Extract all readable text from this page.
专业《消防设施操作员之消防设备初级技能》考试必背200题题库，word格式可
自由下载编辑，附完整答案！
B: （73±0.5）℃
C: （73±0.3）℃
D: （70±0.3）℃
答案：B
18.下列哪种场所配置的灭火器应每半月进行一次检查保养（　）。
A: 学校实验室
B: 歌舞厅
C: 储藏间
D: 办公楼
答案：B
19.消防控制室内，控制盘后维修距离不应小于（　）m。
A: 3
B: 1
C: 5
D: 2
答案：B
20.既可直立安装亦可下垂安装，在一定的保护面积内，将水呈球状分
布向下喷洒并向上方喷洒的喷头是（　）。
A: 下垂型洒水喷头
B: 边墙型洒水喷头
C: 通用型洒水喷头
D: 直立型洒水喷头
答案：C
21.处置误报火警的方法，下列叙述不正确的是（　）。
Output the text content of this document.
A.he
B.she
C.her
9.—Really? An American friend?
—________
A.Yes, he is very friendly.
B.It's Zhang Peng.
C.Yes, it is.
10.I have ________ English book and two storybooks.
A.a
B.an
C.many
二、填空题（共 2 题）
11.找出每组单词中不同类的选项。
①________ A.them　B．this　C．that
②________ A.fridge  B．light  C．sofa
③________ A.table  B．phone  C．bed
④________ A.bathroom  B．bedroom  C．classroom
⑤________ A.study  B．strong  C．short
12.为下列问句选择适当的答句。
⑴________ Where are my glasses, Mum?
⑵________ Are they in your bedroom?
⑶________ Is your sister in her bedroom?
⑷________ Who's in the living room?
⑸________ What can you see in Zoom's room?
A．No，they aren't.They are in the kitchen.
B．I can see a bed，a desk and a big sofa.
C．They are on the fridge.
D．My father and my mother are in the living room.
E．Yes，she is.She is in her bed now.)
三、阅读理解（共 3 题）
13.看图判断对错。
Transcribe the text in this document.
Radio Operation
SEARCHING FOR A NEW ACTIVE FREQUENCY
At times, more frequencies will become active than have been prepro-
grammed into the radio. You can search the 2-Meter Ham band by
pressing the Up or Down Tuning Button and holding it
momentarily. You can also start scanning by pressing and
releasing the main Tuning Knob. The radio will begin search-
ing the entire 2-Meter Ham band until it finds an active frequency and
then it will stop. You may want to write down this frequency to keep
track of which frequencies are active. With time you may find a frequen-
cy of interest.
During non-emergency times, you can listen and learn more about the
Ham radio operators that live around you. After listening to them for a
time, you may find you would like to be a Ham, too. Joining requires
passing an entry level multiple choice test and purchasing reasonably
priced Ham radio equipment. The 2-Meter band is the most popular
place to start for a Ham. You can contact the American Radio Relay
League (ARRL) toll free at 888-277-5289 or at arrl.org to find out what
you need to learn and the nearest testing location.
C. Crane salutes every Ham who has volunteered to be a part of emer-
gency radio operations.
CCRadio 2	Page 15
========
TASK TO CARRY OUT:
Repeat each record in full; every line must match exactly.

RESPONSE TO THE EXERCISE:
Extract all readable text from this page.
专业《消防设施操作员之消防设备初级技能》考试必背200题题库，word格式可
自由下载编辑，附完整答案！
B: （73±0.5）℃
C: （73±0.3）℃
D: （70±0.3）℃
答案：B
18.下列哪种场所配置的灭火器应每半月进行一次检查保养（　）。
A: 学校实验室
B: 歌舞厅
C: 储藏间
D: 办公楼
答案：B
19.消防控制室内，控制盘后维修距离不应小于（　）m。
A: 3
B: 1
C: 5
D: 2
答案：B
20.既可直立安装亦可下垂安装，在一定的保护面积内，将水呈球状分
布向下喷洒并向上方喷洒的喷头是（　）。
A: 下垂型洒水喷头
B: 边墙型洒水喷头
C: 通用型洒水喷头
D: 直立型洒水喷头
答案：C
21.处置误报火警的方法，下列叙述不正确的是（　）。
Output the text content of this document.
A.he
B.she
C.her
9.—Really? An American friend?
—________
A.Yes, he is very friendly.
B.It's Zhang Peng.
C.Yes, it is.
10.I have ________ English book and two storybooks.
A.a
B.an
C.many
二、填空题（共 2 题）
11.找出每组单词中不同类的选项。
①________ A.them　B．this　C．that
②________ A.fridge  B．light  C．sofa
③________ A.table  B．phone  C．bed
④________ A.bathroom  B．bedroom  C．classroom
⑤________ A.study  B．strong  C．short
12.为下列问句选择适当的答句。
⑴________ Where are my glasses, Mum?
⑵________ Are they in your bedroom?
⑶________ Is your sister in her bedroom?
⑷________ Who's in the living room?
⑸________ What can you see in Zoom's room?
A．No，they aren't.They are in the kitchen.
B．I can see a bed，a desk and a big sofa.
C．They are on the fridge.
D．My father and my mother are in the living room.
E．Yes，she is.She is in her bed now.)
三、阅读理解（共 3 题）
13.看图判断对错。
Transcribe the text in this document.
Radio Operation
SEARCHING FOR A NEW ACTIVE FREQUENCY
At times, more frequencies will become active than have been prepro-
grammed into the radio. You can search the 2-Meter Ham band by
pressing the Up or Down Tuning Button and holding it
momentarily. You can also start scanning by pressing and
releasing the main Tuning Knob. The radio will begin search-
ing the entire 2-Meter Ham band until it finds an active frequency and
then it will stop. You may want to write down this frequency to keep
track of which frequencies are active. With time you may find a frequen-
cy of interest.
During non-emergency times, you can listen and learn more about the
Ham radio operators that live around you. After listening to them for a
time, you may find you would like to be a Ham, too. Joining requires
passing an entry level multiple choice test and purchasing reasonably
priced Ham radio equipment. The 2-Meter band is the most popular
place to start for a Ham. You can contact the American Radio Relay
League (ARRL) toll free at 888-277-5289 or at arrl.org to find out what
you need to learn and the nearest testing location.
C. Crane salutes every Ham who has volunteered to be a part of emer-
gency radio operations.
CCRadio 2	Page 15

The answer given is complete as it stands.